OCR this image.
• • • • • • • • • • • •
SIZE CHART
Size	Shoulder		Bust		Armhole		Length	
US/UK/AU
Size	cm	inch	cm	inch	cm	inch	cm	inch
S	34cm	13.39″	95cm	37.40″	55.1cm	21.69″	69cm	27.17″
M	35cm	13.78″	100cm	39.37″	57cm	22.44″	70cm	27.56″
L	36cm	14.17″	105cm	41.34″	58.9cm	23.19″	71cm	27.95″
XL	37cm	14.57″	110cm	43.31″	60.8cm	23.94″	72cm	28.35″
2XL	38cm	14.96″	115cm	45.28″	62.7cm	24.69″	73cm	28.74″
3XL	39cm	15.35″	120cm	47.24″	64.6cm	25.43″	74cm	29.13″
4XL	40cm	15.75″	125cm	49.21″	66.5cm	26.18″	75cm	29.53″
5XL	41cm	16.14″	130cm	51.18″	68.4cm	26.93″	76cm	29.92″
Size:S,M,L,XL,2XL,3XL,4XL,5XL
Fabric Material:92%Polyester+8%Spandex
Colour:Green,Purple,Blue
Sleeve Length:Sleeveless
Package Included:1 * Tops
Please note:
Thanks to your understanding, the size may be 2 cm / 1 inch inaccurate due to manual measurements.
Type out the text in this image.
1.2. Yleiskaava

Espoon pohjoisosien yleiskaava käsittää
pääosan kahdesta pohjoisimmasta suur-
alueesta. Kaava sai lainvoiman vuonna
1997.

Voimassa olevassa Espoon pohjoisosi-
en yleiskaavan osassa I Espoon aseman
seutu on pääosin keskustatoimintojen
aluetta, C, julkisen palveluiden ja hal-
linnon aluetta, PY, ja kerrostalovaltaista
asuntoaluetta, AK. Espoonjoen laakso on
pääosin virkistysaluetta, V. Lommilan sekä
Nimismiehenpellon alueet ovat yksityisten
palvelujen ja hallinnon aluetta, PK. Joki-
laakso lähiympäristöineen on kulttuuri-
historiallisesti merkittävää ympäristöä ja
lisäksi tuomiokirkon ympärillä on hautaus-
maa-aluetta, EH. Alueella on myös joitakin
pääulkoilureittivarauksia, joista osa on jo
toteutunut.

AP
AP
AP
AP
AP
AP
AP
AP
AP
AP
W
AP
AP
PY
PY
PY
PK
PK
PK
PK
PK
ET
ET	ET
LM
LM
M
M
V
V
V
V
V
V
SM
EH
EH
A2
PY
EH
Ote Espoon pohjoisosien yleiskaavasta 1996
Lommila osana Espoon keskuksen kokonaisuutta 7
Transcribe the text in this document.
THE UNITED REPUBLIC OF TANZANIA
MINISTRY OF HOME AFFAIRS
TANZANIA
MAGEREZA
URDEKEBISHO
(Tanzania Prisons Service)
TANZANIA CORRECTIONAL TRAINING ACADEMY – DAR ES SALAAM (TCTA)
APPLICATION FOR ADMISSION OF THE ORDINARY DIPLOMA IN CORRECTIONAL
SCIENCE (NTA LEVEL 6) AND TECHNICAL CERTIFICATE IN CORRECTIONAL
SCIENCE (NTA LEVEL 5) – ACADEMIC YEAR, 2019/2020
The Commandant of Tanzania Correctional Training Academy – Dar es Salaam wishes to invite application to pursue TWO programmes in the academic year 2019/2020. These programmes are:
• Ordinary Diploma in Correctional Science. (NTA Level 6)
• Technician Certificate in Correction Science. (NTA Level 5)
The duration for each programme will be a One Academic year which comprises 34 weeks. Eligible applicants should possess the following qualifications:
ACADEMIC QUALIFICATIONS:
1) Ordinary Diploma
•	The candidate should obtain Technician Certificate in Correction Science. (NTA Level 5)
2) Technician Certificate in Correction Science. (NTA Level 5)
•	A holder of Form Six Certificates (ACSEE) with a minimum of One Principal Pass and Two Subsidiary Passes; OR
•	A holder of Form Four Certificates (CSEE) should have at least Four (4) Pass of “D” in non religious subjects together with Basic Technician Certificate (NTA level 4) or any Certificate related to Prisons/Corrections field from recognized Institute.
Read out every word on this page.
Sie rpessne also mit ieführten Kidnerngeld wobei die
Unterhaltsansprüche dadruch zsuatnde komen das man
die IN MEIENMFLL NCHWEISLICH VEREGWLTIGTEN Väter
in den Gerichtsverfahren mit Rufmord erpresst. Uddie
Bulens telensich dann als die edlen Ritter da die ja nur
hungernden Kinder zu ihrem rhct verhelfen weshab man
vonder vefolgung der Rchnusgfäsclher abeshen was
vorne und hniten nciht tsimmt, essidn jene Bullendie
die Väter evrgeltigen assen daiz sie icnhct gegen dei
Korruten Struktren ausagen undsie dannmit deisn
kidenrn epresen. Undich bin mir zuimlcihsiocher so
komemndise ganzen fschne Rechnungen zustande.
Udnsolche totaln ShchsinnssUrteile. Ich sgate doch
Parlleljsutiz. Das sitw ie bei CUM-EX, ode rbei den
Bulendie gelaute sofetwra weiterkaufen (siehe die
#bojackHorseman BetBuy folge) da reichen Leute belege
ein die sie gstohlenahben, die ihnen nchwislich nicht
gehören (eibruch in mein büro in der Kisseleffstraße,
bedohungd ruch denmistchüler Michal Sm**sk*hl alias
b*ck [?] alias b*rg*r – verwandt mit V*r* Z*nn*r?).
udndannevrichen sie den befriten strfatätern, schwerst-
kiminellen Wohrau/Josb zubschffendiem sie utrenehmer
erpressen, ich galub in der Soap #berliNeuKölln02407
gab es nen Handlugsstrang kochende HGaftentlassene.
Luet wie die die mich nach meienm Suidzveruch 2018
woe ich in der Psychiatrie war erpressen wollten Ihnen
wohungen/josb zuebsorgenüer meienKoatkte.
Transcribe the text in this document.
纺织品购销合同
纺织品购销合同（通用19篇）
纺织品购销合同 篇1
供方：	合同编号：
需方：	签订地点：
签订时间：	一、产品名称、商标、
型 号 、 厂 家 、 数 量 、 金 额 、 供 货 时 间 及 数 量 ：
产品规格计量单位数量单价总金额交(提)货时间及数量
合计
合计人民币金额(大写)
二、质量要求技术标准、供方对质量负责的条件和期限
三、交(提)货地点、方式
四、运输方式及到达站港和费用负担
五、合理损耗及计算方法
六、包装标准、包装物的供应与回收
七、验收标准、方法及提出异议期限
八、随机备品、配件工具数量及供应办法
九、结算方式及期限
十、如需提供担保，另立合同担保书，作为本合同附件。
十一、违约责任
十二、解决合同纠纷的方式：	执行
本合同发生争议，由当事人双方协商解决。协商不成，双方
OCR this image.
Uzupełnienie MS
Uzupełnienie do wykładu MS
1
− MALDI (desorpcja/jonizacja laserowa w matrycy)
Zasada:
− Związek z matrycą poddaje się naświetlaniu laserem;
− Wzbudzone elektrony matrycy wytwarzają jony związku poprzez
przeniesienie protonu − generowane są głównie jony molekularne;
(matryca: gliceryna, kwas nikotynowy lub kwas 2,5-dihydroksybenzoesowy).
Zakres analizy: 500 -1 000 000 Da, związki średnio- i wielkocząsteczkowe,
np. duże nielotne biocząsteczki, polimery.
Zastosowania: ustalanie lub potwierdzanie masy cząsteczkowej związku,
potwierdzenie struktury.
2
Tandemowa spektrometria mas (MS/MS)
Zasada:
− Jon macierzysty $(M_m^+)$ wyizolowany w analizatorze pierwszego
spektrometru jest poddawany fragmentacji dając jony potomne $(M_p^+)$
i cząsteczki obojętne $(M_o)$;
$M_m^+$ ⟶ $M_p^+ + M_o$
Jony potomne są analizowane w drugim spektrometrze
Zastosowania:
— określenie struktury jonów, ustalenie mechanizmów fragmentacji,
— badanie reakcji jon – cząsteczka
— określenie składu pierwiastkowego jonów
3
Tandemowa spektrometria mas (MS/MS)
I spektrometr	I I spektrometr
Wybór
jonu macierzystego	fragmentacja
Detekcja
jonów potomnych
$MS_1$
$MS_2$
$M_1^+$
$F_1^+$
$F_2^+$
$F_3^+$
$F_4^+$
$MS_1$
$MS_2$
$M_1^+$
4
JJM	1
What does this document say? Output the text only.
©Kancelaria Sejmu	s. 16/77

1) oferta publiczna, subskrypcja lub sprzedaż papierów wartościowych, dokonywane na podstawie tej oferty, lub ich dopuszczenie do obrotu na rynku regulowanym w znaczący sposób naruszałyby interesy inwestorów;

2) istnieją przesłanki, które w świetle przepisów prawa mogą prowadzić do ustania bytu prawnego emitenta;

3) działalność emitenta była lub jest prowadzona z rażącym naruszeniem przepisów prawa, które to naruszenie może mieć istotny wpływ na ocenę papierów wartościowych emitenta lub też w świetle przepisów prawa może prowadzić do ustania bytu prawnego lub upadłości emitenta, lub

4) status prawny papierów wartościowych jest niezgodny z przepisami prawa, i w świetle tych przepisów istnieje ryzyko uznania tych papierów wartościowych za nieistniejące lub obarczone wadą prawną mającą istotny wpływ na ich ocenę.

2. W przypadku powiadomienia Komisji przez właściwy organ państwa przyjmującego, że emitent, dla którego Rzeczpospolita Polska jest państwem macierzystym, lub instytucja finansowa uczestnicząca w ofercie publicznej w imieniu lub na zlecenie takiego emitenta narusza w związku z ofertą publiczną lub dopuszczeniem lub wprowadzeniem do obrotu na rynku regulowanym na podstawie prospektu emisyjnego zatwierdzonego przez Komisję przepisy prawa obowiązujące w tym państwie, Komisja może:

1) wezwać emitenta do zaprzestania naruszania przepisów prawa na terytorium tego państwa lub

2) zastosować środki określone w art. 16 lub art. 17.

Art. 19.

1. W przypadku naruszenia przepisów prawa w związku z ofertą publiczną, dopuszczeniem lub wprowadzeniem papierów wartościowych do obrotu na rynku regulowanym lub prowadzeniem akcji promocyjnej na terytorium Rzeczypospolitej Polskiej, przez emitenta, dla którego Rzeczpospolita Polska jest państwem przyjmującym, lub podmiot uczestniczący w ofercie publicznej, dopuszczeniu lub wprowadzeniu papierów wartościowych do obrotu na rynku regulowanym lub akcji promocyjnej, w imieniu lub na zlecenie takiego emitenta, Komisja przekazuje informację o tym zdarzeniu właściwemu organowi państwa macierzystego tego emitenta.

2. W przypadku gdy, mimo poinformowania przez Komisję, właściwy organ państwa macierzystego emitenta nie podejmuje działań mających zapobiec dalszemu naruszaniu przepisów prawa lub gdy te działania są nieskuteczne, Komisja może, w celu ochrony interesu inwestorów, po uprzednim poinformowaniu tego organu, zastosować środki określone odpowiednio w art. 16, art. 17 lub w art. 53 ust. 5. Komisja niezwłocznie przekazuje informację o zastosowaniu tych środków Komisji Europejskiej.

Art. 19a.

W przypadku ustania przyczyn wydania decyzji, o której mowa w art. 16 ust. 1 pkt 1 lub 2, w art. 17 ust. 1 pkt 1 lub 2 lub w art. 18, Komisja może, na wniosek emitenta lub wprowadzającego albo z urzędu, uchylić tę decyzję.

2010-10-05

Your task → Look over the material above and show each line where "wpływ" appears.

Expected output →
3) działalność emitenta była lub jest prowadzona z rażącym naruszeniem przepisów prawa, które to naruszenie może mieć istotny wpływ na ocenę papierów wartościowych emitenta lub też w świetle przepisów prawa może prowadzić do ustania bytu prawnego lub upadłości emitenta, lub
4) status prawny papierów wartościowych jest niezgodny z przepisami prawa, i w świetle tych przepisów istnieje ryzyko uznania tych papierów wartościowych za nieistniejące lub obarczone wadą prawną mającą istotny wpływ na ich ocenę.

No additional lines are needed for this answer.